Records about charts and figures
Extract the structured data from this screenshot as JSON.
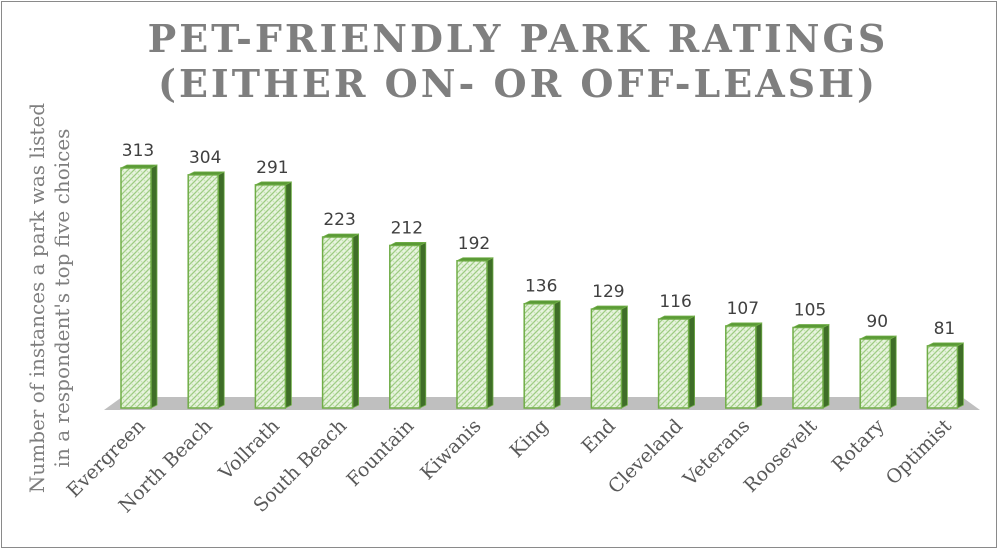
{
  "chart_data": {
    "type": "bar",
    "title_lines": [
      "PET-FRIENDLY PARK RATINGS",
      "(EITHER ON- OR OFF-LEASH)"
    ],
    "ylabel_lines": [
      "Number of instances a park was listed",
      "in a respondent's top five choices"
    ],
    "xlabel": "",
    "categories": [
      "Evergreen",
      "North Beach",
      "Vollrath",
      "South Beach",
      "Fountain",
      "Kiwanis",
      "King",
      "End",
      "Cleveland",
      "Veterans",
      "Roosevelt",
      "Rotary",
      "Optimist"
    ],
    "values": [
      313,
      304,
      291,
      223,
      212,
      192,
      136,
      129,
      116,
      107,
      105,
      90,
      81
    ],
    "ylim": [
      0,
      313
    ],
    "grid": false,
    "legend": "none",
    "style": "3d",
    "colors": {
      "bar_fill": "#e8f4df",
      "bar_pattern": "#9ccb80",
      "bar_edge": "#70ad47",
      "bar_side": "#3f6e28",
      "bar_top": "#5a9a36",
      "floor": "#bfbfbf",
      "title": "#7f7f7f",
      "labels": "#595959"
    }
  }
}
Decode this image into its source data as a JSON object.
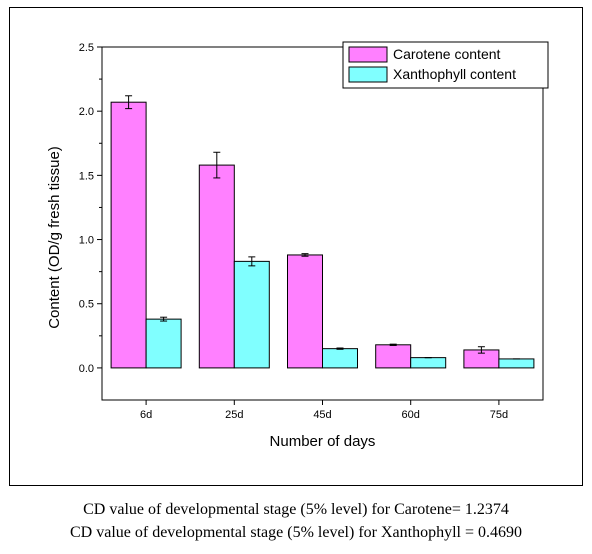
{
  "chart_data": {
    "type": "bar",
    "title": "",
    "xlabel": "Number of days",
    "ylabel": "Content (OD/g fresh tissue)",
    "categories": [
      "6d",
      "25d",
      "45d",
      "60d",
      "75d"
    ],
    "ylim": [
      -0.25,
      2.5
    ],
    "yticks": [
      0.0,
      0.5,
      1.0,
      1.5,
      2.0,
      2.5
    ],
    "ytick_labels": [
      "0.0",
      "0.5",
      "1.0",
      "1.5",
      "2.0",
      "2.5"
    ],
    "series": [
      {
        "name": "Carotene content",
        "values": [
          2.07,
          1.58,
          0.88,
          0.18,
          0.14
        ],
        "errors": [
          0.05,
          0.1,
          0.01,
          0.005,
          0.025
        ],
        "color": "#ff80ff"
      },
      {
        "name": "Xanthophyll content",
        "values": [
          0.38,
          0.83,
          0.15,
          0.08,
          0.07
        ],
        "errors": [
          0.015,
          0.035,
          0.005,
          0.0,
          0.0
        ],
        "color": "#80ffff"
      }
    ],
    "legend_position": "top-right",
    "grid": false
  },
  "captions": [
    "CD value of developmental stage (5% level) for Carotene= 1.2374",
    "CD value of developmental stage (5% level) for Xanthophyll = 0.4690"
  ]
}
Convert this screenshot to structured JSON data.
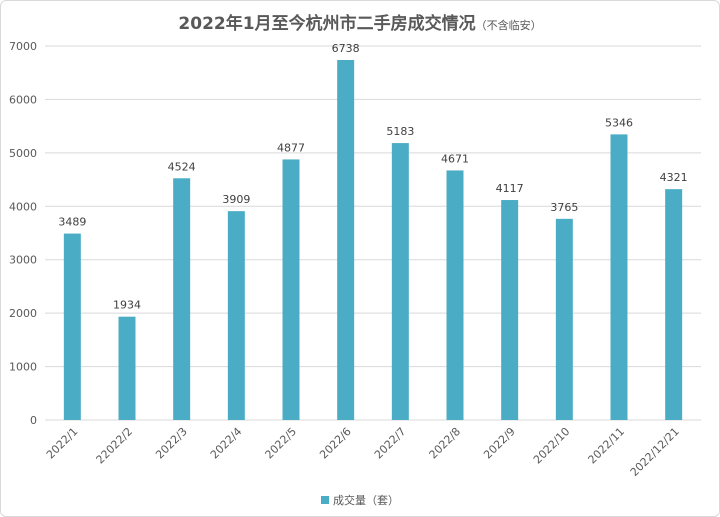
{
  "chart_data": {
    "type": "bar",
    "title": "2022年1月至今杭州市二手房成交情况",
    "subtitle": "（不含临安）",
    "categories": [
      "2022/1",
      "22022/2",
      "2022/3",
      "2022/4",
      "2022/5",
      "2022/6",
      "2022/7",
      "2022/8",
      "2022/9",
      "2022/10",
      "2022/11",
      "2022/12/21"
    ],
    "series": [
      {
        "name": "成交量（套）",
        "values": [
          3489,
          1934,
          4524,
          3909,
          4877,
          6738,
          5183,
          4671,
          4117,
          3765,
          5346,
          4321
        ]
      }
    ],
    "ylim": [
      0,
      7000
    ],
    "yticks": [
      "0",
      "1000",
      "2000",
      "3000",
      "4000",
      "5000",
      "6000",
      "7000"
    ],
    "grid": true,
    "legend_position": "bottom",
    "bar_color": "#4bacc6"
  }
}
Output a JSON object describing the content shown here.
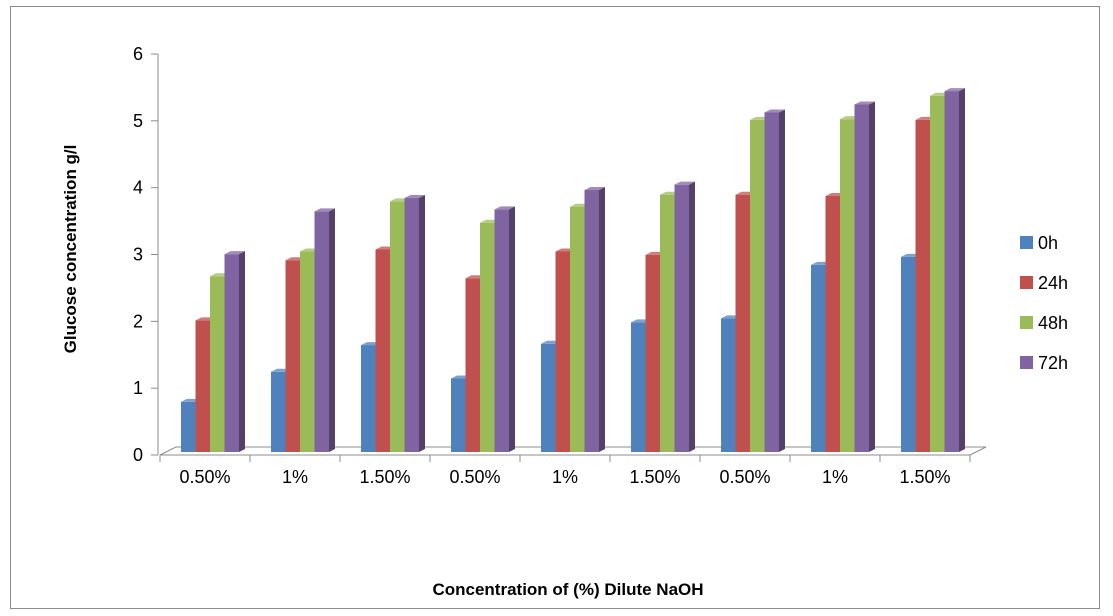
{
  "chart_data": {
    "type": "bar",
    "title": "",
    "xlabel": "Concentration of (%) Dilute NaOH",
    "ylabel": "Glucose concentration g/l",
    "categories": [
      "0.50%",
      "1%",
      "1.50%",
      "0.50%",
      "1%",
      "1.50%",
      "0.50%",
      "1%",
      "1.50%"
    ],
    "series": [
      {
        "name": "0h",
        "color": "#4f81bd",
        "values": [
          0.75,
          1.2,
          1.6,
          1.1,
          1.62,
          1.94,
          2.0,
          2.8,
          2.92
        ]
      },
      {
        "name": "24h",
        "color": "#c0504d",
        "values": [
          1.97,
          2.87,
          3.03,
          2.6,
          3.0,
          2.95,
          3.85,
          3.83,
          4.97
        ]
      },
      {
        "name": "48h",
        "color": "#9bbb59",
        "values": [
          2.63,
          3.0,
          3.75,
          3.43,
          3.67,
          3.85,
          4.97,
          4.98,
          5.33
        ]
      },
      {
        "name": "72h",
        "color": "#8064a2",
        "values": [
          2.96,
          3.6,
          3.8,
          3.63,
          3.92,
          4.0,
          5.08,
          5.2,
          5.4
        ]
      }
    ],
    "ylim": [
      0,
      6
    ],
    "yticks": [
      0,
      1,
      2,
      3,
      4,
      5,
      6
    ],
    "grid": false,
    "legend_position": "right"
  }
}
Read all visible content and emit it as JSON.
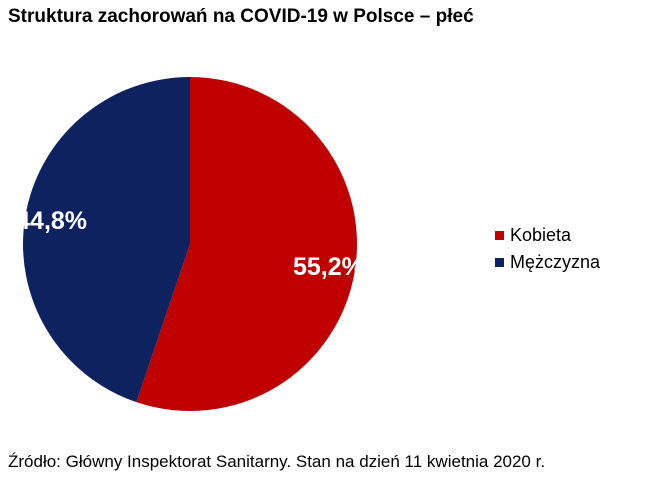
{
  "chart_data": {
    "type": "pie",
    "title": "Struktura zachorowań na COVID-19 w Polsce – płeć",
    "categories": [
      "Kobieta",
      "Mężczyzna"
    ],
    "values": [
      55.2,
      44.8
    ],
    "value_labels": [
      "55,2%",
      "44,8%"
    ],
    "colors": [
      "#c00000",
      "#0e2260"
    ],
    "legend_position": "right",
    "start_angle_deg": 0,
    "direction": "clockwise"
  },
  "source": "Źródło: Główny Inspektorat Sanitarny. Stan na dzień 11 kwietnia 2020 r."
}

_The request_
Without the pictures, restate all of the entries above verbatim.

_Response_
Extract the structured data from this screenshot as JSON.
{
  "chart_data": {
    "type": "bar",
    "title_lines": [
      "PET-FRIENDLY PARK RATINGS",
      "(EITHER ON- OR OFF-LEASH)"
    ],
    "ylabel_lines": [
      "Number of instances a park was listed",
      "in a respondent's top five choices"
    ],
    "xlabel": "",
    "categories": [
      "Evergreen",
      "North Beach",
      "Vollrath",
      "South Beach",
      "Fountain",
      "Kiwanis",
      "King",
      "End",
      "Cleveland",
      "Veterans",
      "Roosevelt",
      "Rotary",
      "Optimist"
    ],
    "values": [
      313,
      304,
      291,
      223,
      212,
      192,
      136,
      129,
      116,
      107,
      105,
      90,
      81
    ],
    "ylim": [
      0,
      313
    ],
    "grid": false,
    "legend": "none",
    "style": "3d",
    "colors": {
      "bar_fill": "#e8f4df",
      "bar_pattern": "#9ccb80",
      "bar_edge": "#70ad47",
      "bar_side": "#3f6e28",
      "bar_top": "#5a9a36",
      "floor": "#bfbfbf",
      "title": "#7f7f7f",
      "labels": "#595959"
    }
  }
}
Decode this image into its source data as a JSON object.
{
  "chart_data": {
    "type": "bar",
    "title": "",
    "xlabel": "Number of days",
    "ylabel": "Content (OD/g fresh tissue)",
    "categories": [
      "6d",
      "25d",
      "45d",
      "60d",
      "75d"
    ],
    "ylim": [
      -0.25,
      2.5
    ],
    "yticks": [
      0.0,
      0.5,
      1.0,
      1.5,
      2.0,
      2.5
    ],
    "ytick_labels": [
      "0.0",
      "0.5",
      "1.0",
      "1.5",
      "2.0",
      "2.5"
    ],
    "series": [
      {
        "name": "Carotene content",
        "values": [
          2.07,
          1.58,
          0.88,
          0.18,
          0.14
        ],
        "errors": [
          0.05,
          0.1,
          0.01,
          0.005,
          0.025
        ],
        "color": "#ff80ff"
      },
      {
        "name": "Xanthophyll content",
        "values": [
          0.38,
          0.83,
          0.15,
          0.08,
          0.07
        ],
        "errors": [
          0.015,
          0.035,
          0.005,
          0.0,
          0.0
        ],
        "color": "#80ffff"
      }
    ],
    "legend_position": "top-right",
    "grid": false
  },
  "captions": [
    "CD value of developmental stage (5% level) for Carotene= 1.2374",
    "CD value of developmental stage (5% level) for Xanthophyll = 0.4690"
  ]
}
Convert this screenshot to structured JSON data.
{
  "chart_data": {
    "type": "bar",
    "title": "2022年1月至今杭州市二手房成交情况",
    "subtitle": "（不含临安）",
    "categories": [
      "2022/1",
      "22022/2",
      "2022/3",
      "2022/4",
      "2022/5",
      "2022/6",
      "2022/7",
      "2022/8",
      "2022/9",
      "2022/10",
      "2022/11",
      "2022/12/21"
    ],
    "series": [
      {
        "name": "成交量（套）",
        "values": [
          3489,
          1934,
          4524,
          3909,
          4877,
          6738,
          5183,
          4671,
          4117,
          3765,
          5346,
          4321
        ]
      }
    ],
    "ylim": [
      0,
      7000
    ],
    "yticks": [
      "0",
      "1000",
      "2000",
      "3000",
      "4000",
      "5000",
      "6000",
      "7000"
    ],
    "grid": true,
    "legend_position": "bottom",
    "bar_color": "#4bacc6"
  }
}
Output a JSON object describing the content shown here.
{
  "chart_data": {
    "type": "bar",
    "title": "",
    "xlabel": "Concentration of (%) Dilute NaOH",
    "ylabel": "Glucose concentration g/l",
    "categories": [
      "0.50%",
      "1%",
      "1.50%",
      "0.50%",
      "1%",
      "1.50%",
      "0.50%",
      "1%",
      "1.50%"
    ],
    "series": [
      {
        "name": "0h",
        "color": "#4f81bd",
        "values": [
          0.75,
          1.2,
          1.6,
          1.1,
          1.62,
          1.94,
          2.0,
          2.8,
          2.92
        ]
      },
      {
        "name": "24h",
        "color": "#c0504d",
        "values": [
          1.97,
          2.87,
          3.03,
          2.6,
          3.0,
          2.95,
          3.85,
          3.83,
          4.97
        ]
      },
      {
        "name": "48h",
        "color": "#9bbb59",
        "values": [
          2.63,
          3.0,
          3.75,
          3.43,
          3.67,
          3.85,
          4.97,
          4.98,
          5.33
        ]
      },
      {
        "name": "72h",
        "color": "#8064a2",
        "values": [
          2.96,
          3.6,
          3.8,
          3.63,
          3.92,
          4.0,
          5.08,
          5.2,
          5.4
        ]
      }
    ],
    "ylim": [
      0,
      6
    ],
    "yticks": [
      0,
      1,
      2,
      3,
      4,
      5,
      6
    ],
    "grid": false,
    "legend_position": "right"
  }
}
Read all visible content and emit it as JSON.
{
  "chart_data": {
    "type": "pie",
    "title": "Struktura zachorowań na COVID-19 w Polsce – płeć",
    "categories": [
      "Kobieta",
      "Mężczyzna"
    ],
    "values": [
      55.2,
      44.8
    ],
    "value_labels": [
      "55,2%",
      "44,8%"
    ],
    "colors": [
      "#c00000",
      "#0e2260"
    ],
    "legend_position": "right",
    "start_angle_deg": 0,
    "direction": "clockwise"
  },
  "source": "Źródło: Główny Inspektorat Sanitarny. Stan na dzień 11 kwietnia 2020 r."
}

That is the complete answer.